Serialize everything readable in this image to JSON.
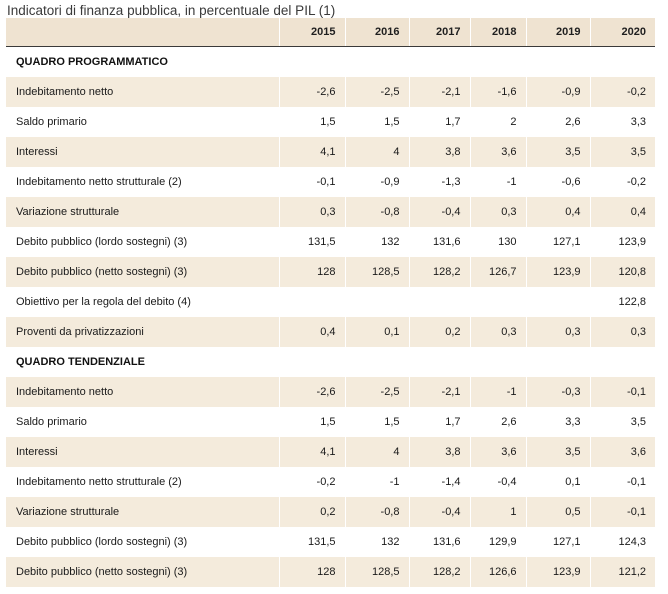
{
  "title": "Indicatori di finanza pubblica, in percentuale del PIL (1)",
  "table": {
    "header_blank": "",
    "years": [
      "2015",
      "2016",
      "2017",
      "2018",
      "2019",
      "2020"
    ],
    "sections": [
      {
        "heading": "QUADRO PROGRAMMATICO",
        "rows": [
          {
            "label": "Indebitamento netto",
            "values": [
              "-2,6",
              "-2,5",
              "-2,1",
              "-1,6",
              "-0,9",
              "-0,2"
            ]
          },
          {
            "label": "Saldo primario",
            "values": [
              "1,5",
              "1,5",
              "1,7",
              "2",
              "2,6",
              "3,3"
            ]
          },
          {
            "label": "Interessi",
            "values": [
              "4,1",
              "4",
              "3,8",
              "3,6",
              "3,5",
              "3,5"
            ]
          },
          {
            "label": "Indebitamento netto strutturale (2)",
            "values": [
              "-0,1",
              "-0,9",
              "-1,3",
              "-1",
              "-0,6",
              "-0,2"
            ]
          },
          {
            "label": "Variazione strutturale",
            "values": [
              "0,3",
              "-0,8",
              "-0,4",
              "0,3",
              "0,4",
              "0,4"
            ]
          },
          {
            "label": "Debito pubblico (lordo sostegni) (3)",
            "values": [
              "131,5",
              "132",
              "131,6",
              "130",
              "127,1",
              "123,9"
            ]
          },
          {
            "label": "Debito pubblico (netto sostegni) (3)",
            "values": [
              "128",
              "128,5",
              "128,2",
              "126,7",
              "123,9",
              "120,8"
            ]
          },
          {
            "label": "Obiettivo per la regola del debito (4)",
            "values": [
              "",
              "",
              "",
              "",
              "",
              "122,8"
            ]
          },
          {
            "label": "Proventi da privatizzazioni",
            "values": [
              "0,4",
              "0,1",
              "0,2",
              "0,3",
              "0,3",
              "0,3"
            ]
          }
        ]
      },
      {
        "heading": "QUADRO TENDENZIALE",
        "rows": [
          {
            "label": "Indebitamento netto",
            "values": [
              "-2,6",
              "-2,5",
              "-2,1",
              "-1",
              "-0,3",
              "-0,1"
            ]
          },
          {
            "label": "Saldo primario",
            "values": [
              "1,5",
              "1,5",
              "1,7",
              "2,6",
              "3,3",
              "3,5"
            ]
          },
          {
            "label": "Interessi",
            "values": [
              "4,1",
              "4",
              "3,8",
              "3,6",
              "3,5",
              "3,6"
            ]
          },
          {
            "label": "Indebitamento netto strutturale (2)",
            "values": [
              "-0,2",
              "-1",
              "-1,4",
              "-0,4",
              "0,1",
              "-0,1"
            ]
          },
          {
            "label": "Variazione strutturale",
            "values": [
              "0,2",
              "-0,8",
              "-0,4",
              "1",
              "0,5",
              "-0,1"
            ]
          },
          {
            "label": "Debito pubblico (lordo sostegni) (3)",
            "values": [
              "131,5",
              "132",
              "131,6",
              "129,9",
              "127,1",
              "124,3"
            ]
          },
          {
            "label": "Debito pubblico (netto sostegni) (3)",
            "values": [
              "128",
              "128,5",
              "128,2",
              "126,6",
              "123,9",
              "121,2"
            ]
          }
        ]
      }
    ]
  }
}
—————
Copy each line in full and exactly, omitting any picture.

▸ **Exercise answer**
Serialize everything readable in this image to JSON.
{
  "title": "Indicatori di finanza pubblica, in percentuale del PIL (1)",
  "table": {
    "header_blank": "",
    "years": [
      "2015",
      "2016",
      "2017",
      "2018",
      "2019",
      "2020"
    ],
    "sections": [
      {
        "heading": "QUADRO PROGRAMMATICO",
        "rows": [
          {
            "label": "Indebitamento netto",
            "values": [
              "-2,6",
              "-2,5",
              "-2,1",
              "-1,6",
              "-0,9",
              "-0,2"
            ]
          },
          {
            "label": "Saldo primario",
            "values": [
              "1,5",
              "1,5",
              "1,7",
              "2",
              "2,6",
              "3,3"
            ]
          },
          {
            "label": "Interessi",
            "values": [
              "4,1",
              "4",
              "3,8",
              "3,6",
              "3,5",
              "3,5"
            ]
          },
          {
            "label": "Indebitamento netto strutturale (2)",
            "values": [
              "-0,1",
              "-0,9",
              "-1,3",
              "-1",
              "-0,6",
              "-0,2"
            ]
          },
          {
            "label": "Variazione strutturale",
            "values": [
              "0,3",
              "-0,8",
              "-0,4",
              "0,3",
              "0,4",
              "0,4"
            ]
          },
          {
            "label": "Debito pubblico (lordo sostegni) (3)",
            "values": [
              "131,5",
              "132",
              "131,6",
              "130",
              "127,1",
              "123,9"
            ]
          },
          {
            "label": "Debito pubblico (netto sostegni) (3)",
            "values": [
              "128",
              "128,5",
              "128,2",
              "126,7",
              "123,9",
              "120,8"
            ]
          },
          {
            "label": "Obiettivo per la regola del debito (4)",
            "values": [
              "",
              "",
              "",
              "",
              "",
              "122,8"
            ]
          },
          {
            "label": "Proventi da privatizzazioni",
            "values": [
              "0,4",
              "0,1",
              "0,2",
              "0,3",
              "0,3",
              "0,3"
            ]
          }
        ]
      },
      {
        "heading": "QUADRO TENDENZIALE",
        "rows": [
          {
            "label": "Indebitamento netto",
            "values": [
              "-2,6",
              "-2,5",
              "-2,1",
              "-1",
              "-0,3",
              "-0,1"
            ]
          },
          {
            "label": "Saldo primario",
            "values": [
              "1,5",
              "1,5",
              "1,7",
              "2,6",
              "3,3",
              "3,5"
            ]
          },
          {
            "label": "Interessi",
            "values": [
              "4,1",
              "4",
              "3,8",
              "3,6",
              "3,5",
              "3,6"
            ]
          },
          {
            "label": "Indebitamento netto strutturale (2)",
            "values": [
              "-0,2",
              "-1",
              "-1,4",
              "-0,4",
              "0,1",
              "-0,1"
            ]
          },
          {
            "label": "Variazione strutturale",
            "values": [
              "0,2",
              "-0,8",
              "-0,4",
              "1",
              "0,5",
              "-0,1"
            ]
          },
          {
            "label": "Debito pubblico (lordo sostegni) (3)",
            "values": [
              "131,5",
              "132",
              "131,6",
              "129,9",
              "127,1",
              "124,3"
            ]
          },
          {
            "label": "Debito pubblico (netto sostegni) (3)",
            "values": [
              "128",
              "128,5",
              "128,2",
              "126,6",
              "123,9",
              "121,2"
            ]
          }
        ]
      }
    ]
  }
}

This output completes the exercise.